== TASK TO CARRY OUT ==
Select lines where the word "心跳加快" appears.
.....
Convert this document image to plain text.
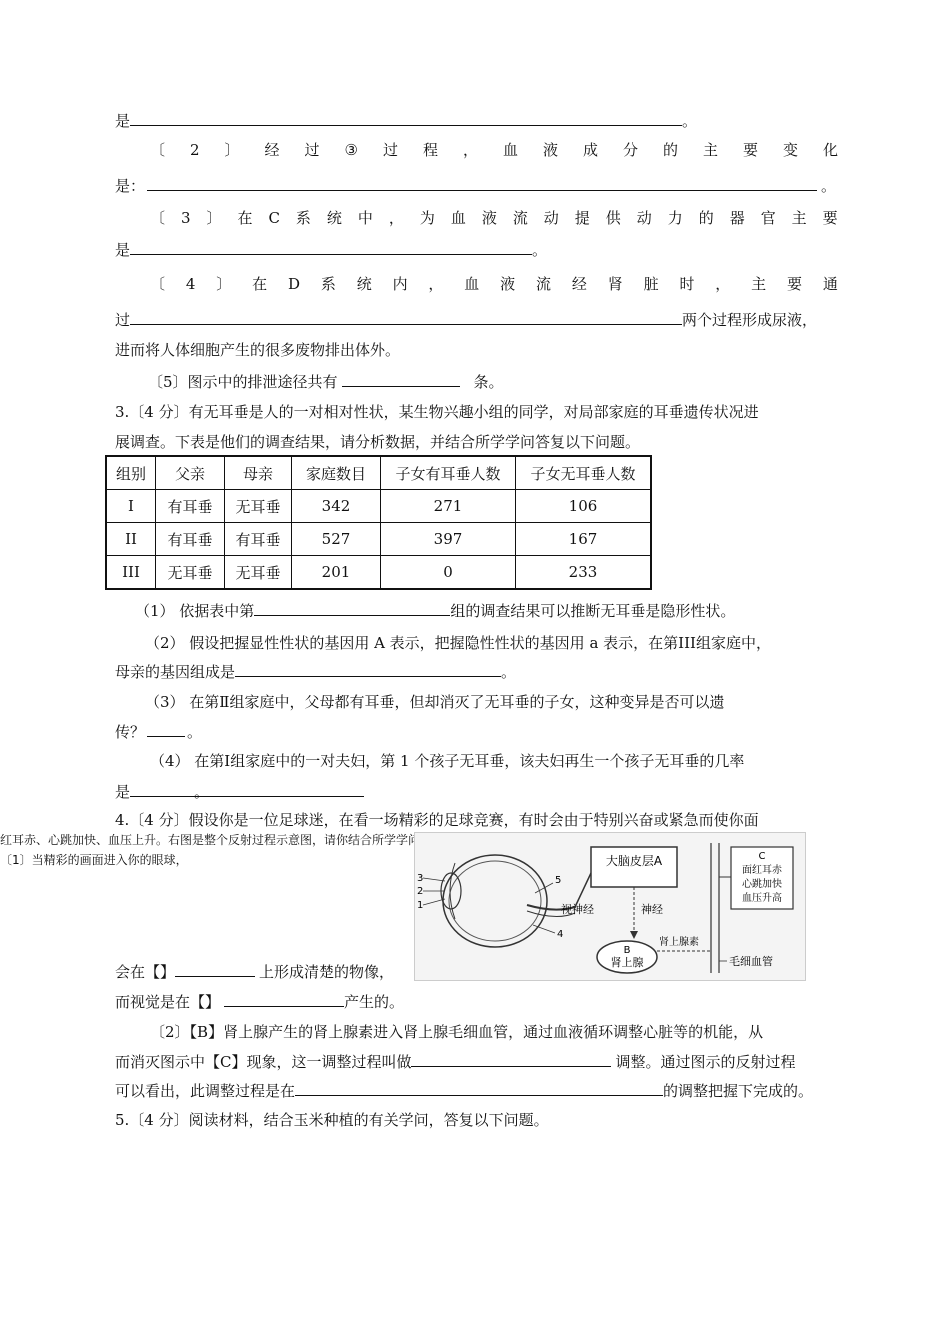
是	。
〔 2 〕 经 过 ③ 过 程 ， 血 液 成 分 的 主 要 变 化
是：	。
〔 3 〕 在 C 系 统 中 ， 为 血 液 流 动 提 供 动 力 的 器 官 主 要
是	。
〔 4 〕 在 D 系 统 内 ， 血 液 流 经 肾 脏 时 ， 主 要 通
过	两个过程形成尿液，
进而将人体细胞产生的很多废物排出体外。
〔5〕图示中的排泄途径共有	条。
3.〔4 分〕有无耳垂是人的一对相对性状，某生物兴趣小组的同学，对局部家庭的耳垂遗传状况进
展调查。下表是他们的调查结果，请分析数据，并结合所学学问答复以下问题。
组别	父亲	母亲	家庭数目	子女有耳垂人数	子女无耳垂人数
I	有耳垂	无耳垂	342	271	106
II	有耳垂	有耳垂	527	397	167
III	无耳垂	无耳垂	201	0	233
（1） 依据表中第	组的调查结果可以推断无耳垂是隐形性状。
（2） 假设把握显性性状的基因用 A 表示，把握隐性性状的基因用 a 表示，在第III组家庭中，
母亲的基因组成是	。
（3） 在第Ⅱ组家庭中，父母都有耳垂，但却消灭了无耳垂的子女，这种变异是否可以遗
传？	。
（4） 在第Ⅰ组家庭中的一对夫妇，第 1 个孩子无耳垂，该夫妇再生一个孩子无耳垂的几率
是	。
4.〔4 分〕假设你是一位足球迷，在看一场精彩的足球竞赛，有时会由于特别兴奋或紧急而使你面
红耳赤、心跳加快、血压上升。右图是整个反射过程示意图，请你结合所学学问，答复以下问题：
〔1〕当精彩的画面进入你的眼球，
3
2
1
5
4
视神经
大脑皮层A
神经
B
肾上腺
肾上腺素
毛细血管
C
面红耳赤
心跳加快
血压升高
会在【】	上形成清楚的物像，
而视觉是在【】	产生的。
〔2〕【B】肾上腺产生的肾上腺素进入肾上腺毛细血管，通过血液循环调整心脏等的机能，从
而消灭图示中【C】现象，这一调整过程叫做	调整。通过图示的反射过程
可以看出，此调整过程是在	的调整把握下完成的。
5.〔4 分〕阅读材料，结合玉米种植的有关学问，答复以下问题。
.....
== RESULT FOR THIS TASK ==
红耳赤、心跳加快、血压上升。右图是整个反射过程示意图，请你结合所学学问，答复以下问题：
心跳加快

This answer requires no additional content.